[PROBLEMS AND TASKS]
1. Which section headings appear in each explain output in the Spark UDF performance thread?
2. Reproduce the part of the Spark UDF performance thread between "Also when I" and "all would fail.", inclusive.

RE: UDF and native functions performance

2016-09-12 Thread assaf.mendelson
What is the constraint framework?
How would I add the same optimization to the sample function I created?


From: rxin [via Apache Spark Developers List] 
[mailto:ml-node+s1001551n18932...@n3.nabble.com]
Sent: Tuesday, September 13, 2016 3:37 AM
To: Mendelson, Assaf
Subject: Re: UDF and native functions performance

Not sure if this is why but perhaps the constraint framework?

On Tuesday, September 13, 2016, Mendelson, Assaf <[hidden 
email]> wrote:
I did, they look the same:

scala> my_func.explain(true)
== Parsed Logical Plan ==
Filter smaller#3L < 10
+- Project [id#0L AS smaller#3L]
   +- Range (0, 5, splits=1)

== Analyzed Logical Plan ==
smaller: bigint
Filter smaller#3L < 10
+- Project [id#0L AS smaller#3L]
   +- Range (0, 5, splits=1)

== Optimized Logical Plan ==
Filter smaller#3L < 10
+- InMemoryRelation [smaller#3L], true, 1, StorageLevel(disk, memory, 
deserialized, 1 replicas)
   :  +- *Project [id#0L AS smaller#3L]
   : +- *Range (0, 5, splits=1)

== Physical Plan ==
*Filter smaller#3L < 10
+- InMemoryTableScan [smaller#3L], [smaller#3L < 10]
   :  +- InMemoryRelation [smaller#3L], true, 1, StorageLevel(disk, memory, 
deserialized, 1 replicas)
   : :  +- *Project [id#0L AS smaller#3L]
   : : +- *Range (0, 5, splits=1)

scala> base_filter_df.explain(true)
== Parsed Logical Plan ==
'Filter (smaller#3L < 10)
+- Project [id#0L AS smaller#3L]
   +- Range (0, 5, splits=1)

== Analyzed Logical Plan ==
smaller: bigint
Filter (smaller#3L < cast(10 as bigint))
+- Project [id#0L AS smaller#3L]
   +- Range (0, 5, splits=1)

== Optimized Logical Plan ==
Filter (smaller#3L < 10)
+- InMemoryRelation [smaller#3L], true, 1, StorageLevel(disk, memory, 
deserialized, 1 replicas)
   :  +- *Project [id#0L AS smaller#3L]
   : +- *Range (0, 5, splits=1)

== Physical Plan ==
*Filter (smaller#3L < 10)
+- InMemoryTableScan [smaller#3L], [(smaller#3L < 10)]
   :  +- InMemoryRelation [smaller#3L], true, 1, StorageLevel(disk, memory, 
deserialized, 1 replicas)
   : :  +- *Project [id#0L AS smaller#3L]
   : : +- *Range (0, 5, splits=1)


Also when I do:

import org.apache.spark.sql.execution.debug._
df.debugCodegen

on both of them they are identical.
I did notice that if I change the code to do > instead of < then they have 
almost the same performance so I imagine this has something to do with some 
optimization that understands that range is ordered and therefore once the 
first condition fails, all would fail.
The problem is I don’t see this in the plan, nor can I find it in the code.

Some records
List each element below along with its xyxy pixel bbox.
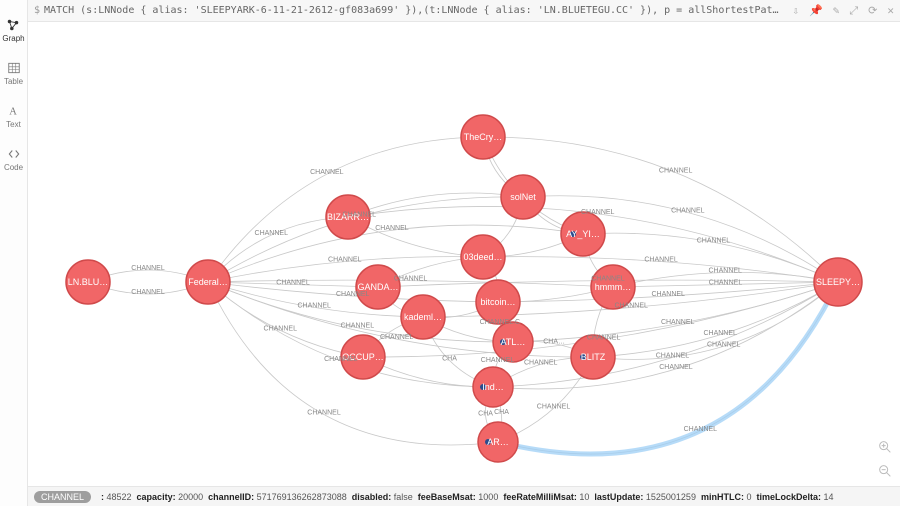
table-icon: [7, 61, 21, 75]
graph-node[interactable]: AR…: [478, 422, 518, 462]
graph-edge-label: CHANNEL: [131, 289, 165, 296]
graph-edge[interactable]: [513, 282, 838, 342]
graph-node[interactable]: 03deed…: [461, 235, 505, 279]
graph-edge[interactable]: [208, 217, 348, 282]
graph-edge-label: CHANNEL: [671, 207, 705, 214]
graph-node[interactable]: SLEEPY…: [814, 258, 862, 306]
graph-edge-label: CHANNEL: [537, 403, 571, 410]
status-property: : 48522: [101, 492, 137, 502]
status-properties: : 48522 capacity: 20000 channelID: 57176…: [101, 492, 839, 502]
node-indicator-dot: [480, 384, 486, 390]
graph-node[interactable]: ATL…: [493, 322, 533, 362]
graph-node[interactable]: LN.BLU…: [66, 260, 110, 304]
graph-node[interactable]: kademl…: [401, 295, 445, 339]
status-property: disabled: false: [352, 492, 418, 502]
status-chip[interactable]: CHANNEL: [34, 491, 91, 503]
graph-node[interactable]: BIZARR…: [326, 195, 370, 239]
rail-table-label: Table: [4, 77, 23, 86]
download-icon[interactable]: ⇩: [792, 4, 799, 18]
graph-node[interactable]: hmmm…: [591, 265, 635, 309]
graph-edge-label: CHANNEL: [310, 169, 344, 176]
close-icon[interactable]: ✕: [887, 4, 894, 18]
view-rail: Graph Table A Text Code: [0, 0, 28, 506]
zoom-in-button[interactable]: [876, 438, 894, 456]
graph-node[interactable]: bitcoin…: [476, 280, 520, 324]
zoom-in-icon: [877, 439, 893, 455]
node-indicator-dot: [570, 231, 576, 237]
rail-graph[interactable]: Graph: [2, 18, 24, 43]
graph-node[interactable]: Ind…: [473, 367, 513, 407]
graph-svg[interactable]: LN.BLU… Federal… BIZARR… GANDA…kademl… OCCUP…: [28, 22, 900, 486]
graph-edge-label: CHANNEL: [341, 323, 375, 330]
graph-node[interactable]: OCCUP…: [341, 335, 385, 379]
status-property: minHTLC: 0: [701, 492, 757, 502]
status-property: timeLockDelta: 14: [756, 492, 838, 502]
zoom-controls: [876, 438, 894, 480]
graph-node[interactable]: Federal…: [186, 260, 230, 304]
node-indicator-dot: [485, 439, 491, 445]
rail-text[interactable]: A Text: [6, 104, 21, 129]
rail-graph-label: Graph: [2, 34, 24, 43]
status-property: lastUpdate: 1525001259: [594, 492, 701, 502]
query-text[interactable]: MATCH (s:LNNode { alias: 'SLEEPYARK-6-11…: [44, 5, 784, 16]
graph-edge-label: CHANNEL: [659, 167, 693, 174]
status-bar: CHANNEL : 48522 capacity: 20000 channelI…: [28, 486, 900, 506]
graph-edge-label: CHANNEL: [255, 230, 289, 237]
graph-edge[interactable]: [613, 282, 838, 287]
graph-edge-label: CHANNEL: [661, 319, 695, 326]
graph-edge[interactable]: [498, 282, 838, 454]
pin-icon[interactable]: 📌: [809, 4, 823, 18]
graph-node[interactable]: GANDA…: [356, 265, 400, 309]
status-property: feeRateMilliMsat: 10: [503, 492, 594, 502]
zoom-out-button[interactable]: [876, 462, 894, 480]
query-bar: $ MATCH (s:LNNode { alias: 'SLEEPYARK-6-…: [28, 0, 900, 22]
graph-icon: [6, 18, 20, 32]
status-property: channelID: 571769136262873088: [208, 492, 352, 502]
graph-edge-label: CHANNEL: [524, 359, 558, 366]
graph-node[interactable]: TheCry…: [461, 115, 505, 159]
graph-node[interactable]: BLITZ: [571, 335, 615, 379]
rail-table[interactable]: Table: [4, 61, 23, 86]
graph-node[interactable]: solNet: [501, 175, 545, 219]
rail-text-label: Text: [6, 120, 21, 129]
graph-edge-label: CHANNEL: [307, 410, 341, 417]
query-prompt: $: [34, 5, 40, 16]
code-icon: [7, 147, 21, 161]
graph-edge-label: CHA: [442, 355, 457, 362]
svg-text:A: A: [10, 107, 18, 118]
graph-edge[interactable]: [208, 257, 483, 282]
rail-code[interactable]: Code: [4, 147, 23, 172]
expand-icon[interactable]: ⤢: [849, 4, 858, 18]
graph-canvas[interactable]: LN.BLU… Federal… BIZARR… GANDA…kademl… OCCUP…: [28, 22, 900, 486]
node-indicator-dot: [500, 339, 506, 345]
graph-edge-highlight[interactable]: [498, 282, 838, 454]
graph-node[interactable]: AY_YI…: [561, 212, 605, 256]
graph-edge[interactable]: [208, 282, 363, 357]
graph-edge-label: CHANNEL: [131, 265, 165, 272]
refresh-icon[interactable]: ⟳: [868, 4, 877, 18]
graph-edge[interactable]: [208, 282, 378, 287]
status-property: feeBaseMsat: 1000: [418, 492, 504, 502]
edit-icon[interactable]: ✎: [833, 4, 840, 18]
toolbar-icons: ⇩ 📌 ✎ ⤢ ⟳ ✕: [792, 4, 894, 18]
zoom-out-icon: [877, 463, 893, 479]
graph-edge[interactable]: [493, 282, 838, 387]
graph-edge-label: CHANNEL: [297, 302, 331, 309]
text-icon: A: [6, 104, 20, 118]
status-property: capacity: 20000: [137, 492, 209, 502]
node-indicator-dot: [580, 354, 586, 360]
rail-code-label: Code: [4, 163, 23, 172]
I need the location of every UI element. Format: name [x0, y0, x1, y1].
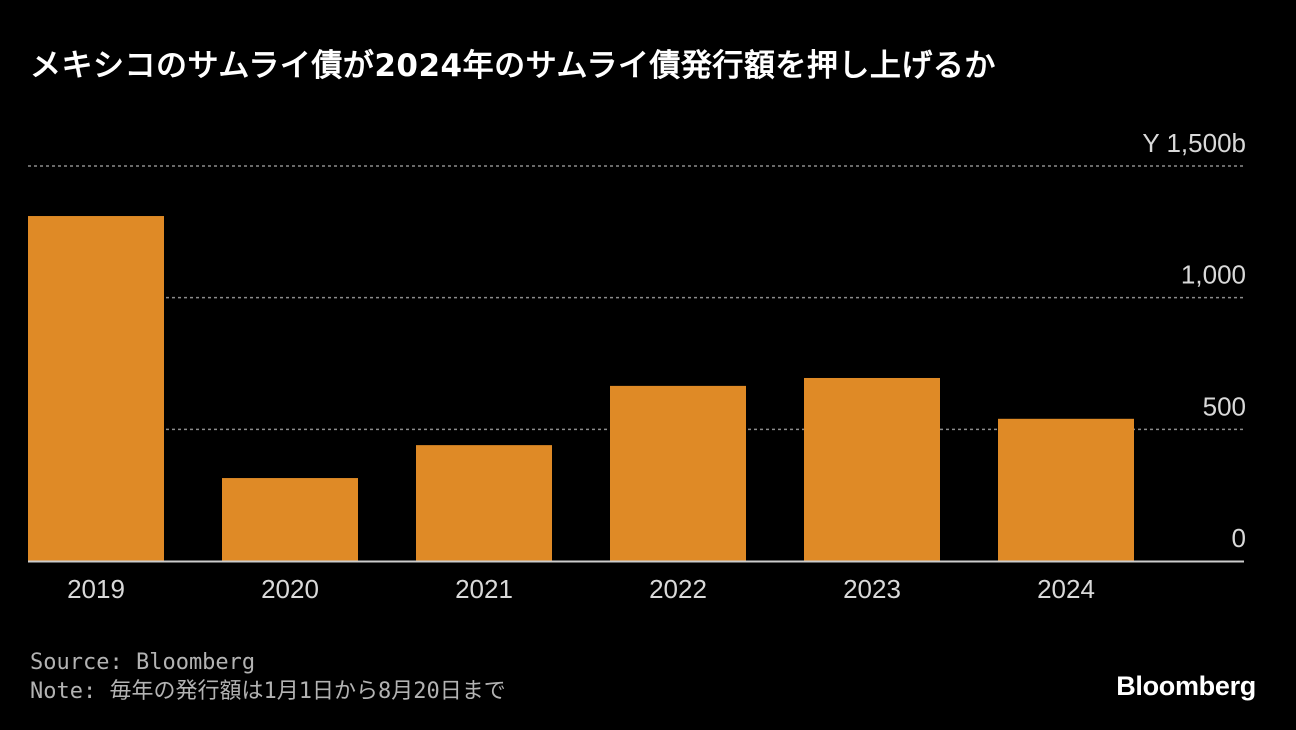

[EXPECTED RESULTS]
1.
- Parsed Logical Plan
- Analyzed Logical Plan
- Optimized Logical Plan
- Physical Plan

2.
Also when I do:

import org.apache.spark.sql.execution.debug._
df.debugCodegen

on both of them they are identical.
I did notice that if I change the code to do > instead of < then they have 
almost the same performance so I imagine this has something to do with some 
optimization that understands that range is ordered and therefore once the 
first condition fails, all would fail.